»»

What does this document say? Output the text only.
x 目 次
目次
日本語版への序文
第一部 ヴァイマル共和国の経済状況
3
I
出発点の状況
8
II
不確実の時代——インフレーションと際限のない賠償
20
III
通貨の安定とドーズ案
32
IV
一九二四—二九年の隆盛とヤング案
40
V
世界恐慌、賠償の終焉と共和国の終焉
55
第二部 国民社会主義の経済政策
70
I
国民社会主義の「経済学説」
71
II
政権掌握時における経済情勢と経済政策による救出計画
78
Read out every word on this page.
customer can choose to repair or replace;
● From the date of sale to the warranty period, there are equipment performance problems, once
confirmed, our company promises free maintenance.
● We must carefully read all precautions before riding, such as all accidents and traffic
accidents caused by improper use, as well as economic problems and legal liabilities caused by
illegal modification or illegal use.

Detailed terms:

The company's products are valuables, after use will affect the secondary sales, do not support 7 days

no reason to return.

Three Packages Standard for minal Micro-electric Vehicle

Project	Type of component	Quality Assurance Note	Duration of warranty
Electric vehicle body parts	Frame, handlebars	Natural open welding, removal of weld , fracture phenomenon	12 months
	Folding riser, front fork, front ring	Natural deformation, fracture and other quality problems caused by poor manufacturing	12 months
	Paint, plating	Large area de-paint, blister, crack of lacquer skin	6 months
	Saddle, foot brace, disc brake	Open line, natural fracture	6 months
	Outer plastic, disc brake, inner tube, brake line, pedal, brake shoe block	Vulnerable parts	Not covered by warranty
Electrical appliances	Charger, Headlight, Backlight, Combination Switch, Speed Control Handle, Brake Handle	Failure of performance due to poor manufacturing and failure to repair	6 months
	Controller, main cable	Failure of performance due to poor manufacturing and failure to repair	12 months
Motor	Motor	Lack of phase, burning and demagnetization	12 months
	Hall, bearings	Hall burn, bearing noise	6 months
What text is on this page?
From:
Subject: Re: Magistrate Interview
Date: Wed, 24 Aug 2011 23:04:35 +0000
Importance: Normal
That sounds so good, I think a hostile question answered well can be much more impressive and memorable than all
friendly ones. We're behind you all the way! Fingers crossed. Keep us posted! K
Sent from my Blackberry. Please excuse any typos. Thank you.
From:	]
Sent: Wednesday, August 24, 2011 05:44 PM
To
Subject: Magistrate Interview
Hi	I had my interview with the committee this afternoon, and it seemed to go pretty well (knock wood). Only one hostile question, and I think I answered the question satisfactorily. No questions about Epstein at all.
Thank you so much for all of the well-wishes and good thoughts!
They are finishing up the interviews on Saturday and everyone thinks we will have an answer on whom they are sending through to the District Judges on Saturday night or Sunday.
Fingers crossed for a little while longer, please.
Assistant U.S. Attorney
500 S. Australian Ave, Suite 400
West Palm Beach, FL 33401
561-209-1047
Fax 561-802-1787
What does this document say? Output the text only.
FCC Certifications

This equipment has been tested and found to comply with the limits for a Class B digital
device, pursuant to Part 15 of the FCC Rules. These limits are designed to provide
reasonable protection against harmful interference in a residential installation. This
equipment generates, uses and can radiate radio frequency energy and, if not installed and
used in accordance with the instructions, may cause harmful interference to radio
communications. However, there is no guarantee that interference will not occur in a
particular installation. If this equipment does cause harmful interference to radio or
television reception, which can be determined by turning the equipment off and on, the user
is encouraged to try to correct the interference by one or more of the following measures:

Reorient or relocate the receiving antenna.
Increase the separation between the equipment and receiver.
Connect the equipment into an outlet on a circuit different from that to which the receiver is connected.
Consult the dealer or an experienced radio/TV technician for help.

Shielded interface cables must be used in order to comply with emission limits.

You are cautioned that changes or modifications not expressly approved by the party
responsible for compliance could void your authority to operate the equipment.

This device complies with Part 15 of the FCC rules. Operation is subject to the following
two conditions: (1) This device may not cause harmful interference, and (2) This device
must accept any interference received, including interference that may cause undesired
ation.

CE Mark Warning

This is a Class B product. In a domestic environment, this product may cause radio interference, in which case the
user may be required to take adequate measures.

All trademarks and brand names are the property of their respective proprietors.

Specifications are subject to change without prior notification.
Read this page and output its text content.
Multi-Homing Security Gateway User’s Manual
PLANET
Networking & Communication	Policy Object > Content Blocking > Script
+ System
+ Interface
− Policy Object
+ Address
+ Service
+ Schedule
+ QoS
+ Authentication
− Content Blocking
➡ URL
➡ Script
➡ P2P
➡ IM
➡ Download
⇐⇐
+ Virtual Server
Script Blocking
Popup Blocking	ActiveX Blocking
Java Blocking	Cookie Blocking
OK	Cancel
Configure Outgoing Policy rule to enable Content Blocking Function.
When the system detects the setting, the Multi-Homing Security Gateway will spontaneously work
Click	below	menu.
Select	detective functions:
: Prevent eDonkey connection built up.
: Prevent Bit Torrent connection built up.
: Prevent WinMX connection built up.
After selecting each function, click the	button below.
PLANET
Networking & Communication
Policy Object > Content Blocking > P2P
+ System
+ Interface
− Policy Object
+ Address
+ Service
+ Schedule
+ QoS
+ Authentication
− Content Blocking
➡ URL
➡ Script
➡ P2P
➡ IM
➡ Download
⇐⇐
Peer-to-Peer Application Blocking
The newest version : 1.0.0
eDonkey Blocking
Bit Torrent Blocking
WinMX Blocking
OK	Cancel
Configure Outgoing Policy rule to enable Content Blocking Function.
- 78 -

««

__Exercise__
Produce a verbatim transcription of the entries above.

__Solution to this task__
What does this document say? Output the text only.
x 目 次
目次
日本語版への序文
第一部 ヴァイマル共和国の経済状況
3
I
出発点の状況
8
II
不確実の時代——インフレーションと際限のない賠償
20
III
通貨の安定とドーズ案
32
IV
一九二四—二九年の隆盛とヤング案
40
V
世界恐慌、賠償の終焉と共和国の終焉
55
第二部 国民社会主義の経済政策
70
I
国民社会主義の「経済学説」
71
II
政権掌握時における経済情勢と経済政策による救出計画
78
Read out every word on this page.
customer can choose to repair or replace;
● From the date of sale to the warranty period, there are equipment performance problems, once
confirmed, our company promises free maintenance.
● We must carefully read all precautions before riding, such as all accidents and traffic
accidents caused by improper use, as well as economic problems and legal liabilities caused by
illegal modification or illegal use.

Detailed terms:

The company's products are valuables, after use will affect the secondary sales, do not support 7 days

no reason to return.

Three Packages Standard for minal Micro-electric Vehicle

Project	Type of component	Quality Assurance Note	Duration of warranty
Electric vehicle body parts	Frame, handlebars	Natural open welding, removal of weld , fracture phenomenon	12 months
	Folding riser, front fork, front ring	Natural deformation, fracture and other quality problems caused by poor manufacturing	12 months
	Paint, plating	Large area de-paint, blister, crack of lacquer skin	6 months
	Saddle, foot brace, disc brake	Open line, natural fracture	6 months
	Outer plastic, disc brake, inner tube, brake line, pedal, brake shoe block	Vulnerable parts	Not covered by warranty
Electrical appliances	Charger, Headlight, Backlight, Combination Switch, Speed Control Handle, Brake Handle	Failure of performance due to poor manufacturing and failure to repair	6 months
	Controller, main cable	Failure of performance due to poor manufacturing and failure to repair	12 months
Motor	Motor	Lack of phase, burning and demagnetization	12 months
	Hall, bearings	Hall burn, bearing noise	6 months
What text is on this page?
From:
Subject: Re: Magistrate Interview
Date: Wed, 24 Aug 2011 23:04:35 +0000
Importance: Normal
That sounds so good, I think a hostile question answered well can be much more impressive and memorable than all
friendly ones. We're behind you all the way! Fingers crossed. Keep us posted! K
Sent from my Blackberry. Please excuse any typos. Thank you.
From:	]
Sent: Wednesday, August 24, 2011 05:44 PM
To
Subject: Magistrate Interview
Hi	I had my interview with the committee this afternoon, and it seemed to go pretty well (knock wood). Only one hostile question, and I think I answered the question satisfactorily. No questions about Epstein at all.
Thank you so much for all of the well-wishes and good thoughts!
They are finishing up the interviews on Saturday and everyone thinks we will have an answer on whom they are sending through to the District Judges on Saturday night or Sunday.
Fingers crossed for a little while longer, please.
Assistant U.S. Attorney
500 S. Australian Ave, Suite 400
West Palm Beach, FL 33401
561-209-1047
Fax 561-802-1787
What does this document say? Output the text only.
FCC Certifications

This equipment has been tested and found to comply with the limits for a Class B digital
device, pursuant to Part 15 of the FCC Rules. These limits are designed to provide
reasonable protection against harmful interference in a residential installation. This
equipment generates, uses and can radiate radio frequency energy and, if not installed and
used in accordance with the instructions, may cause harmful interference to radio
communications. However, there is no guarantee that interference will not occur in a
particular installation. If this equipment does cause harmful interference to radio or
television reception, which can be determined by turning the equipment off and on, the user
is encouraged to try to correct the interference by one or more of the following measures:

Reorient or relocate the receiving antenna.
Increase the separation between the equipment and receiver.
Connect the equipment into an outlet on a circuit different from that to which the receiver is connected.
Consult the dealer or an experienced radio/TV technician for help.

Shielded interface cables must be used in order to comply with emission limits.

You are cautioned that changes or modifications not expressly approved by the party
responsible for compliance could void your authority to operate the equipment.

This device complies with Part 15 of the FCC rules. Operation is subject to the following
two conditions: (1) This device may not cause harmful interference, and (2) This device
must accept any interference received, including interference that may cause undesired
ation.

CE Mark Warning

This is a Class B product. In a domestic environment, this product may cause radio interference, in which case the
user may be required to take adequate measures.

All trademarks and brand names are the property of their respective proprietors.

Specifications are subject to change without prior notification.
Read this page and output its text content.
Multi-Homing Security Gateway User’s Manual
PLANET
Networking & Communication	Policy Object > Content Blocking > Script
+ System
+ Interface
− Policy Object
+ Address
+ Service
+ Schedule
+ QoS
+ Authentication
− Content Blocking
➡ URL
➡ Script
➡ P2P
➡ IM
➡ Download
⇐⇐
+ Virtual Server
Script Blocking
Popup Blocking	ActiveX Blocking
Java Blocking	Cookie Blocking
OK	Cancel
Configure Outgoing Policy rule to enable Content Blocking Function.
When the system detects the setting, the Multi-Homing Security Gateway will spontaneously work
Click	below	menu.
Select	detective functions:
: Prevent eDonkey connection built up.
: Prevent Bit Torrent connection built up.
: Prevent WinMX connection built up.
After selecting each function, click the	button below.
PLANET
Networking & Communication
Policy Object > Content Blocking > P2P
+ System
+ Interface
− Policy Object
+ Address
+ Service
+ Schedule
+ QoS
+ Authentication
− Content Blocking
➡ URL
➡ Script
➡ P2P
➡ IM
➡ Download
⇐⇐
Peer-to-Peer Application Blocking
The newest version : 1.0.0
eDonkey Blocking
Bit Torrent Blocking
WinMX Blocking
OK	Cancel
Configure Outgoing Policy rule to enable Content Blocking Function.
- 78 -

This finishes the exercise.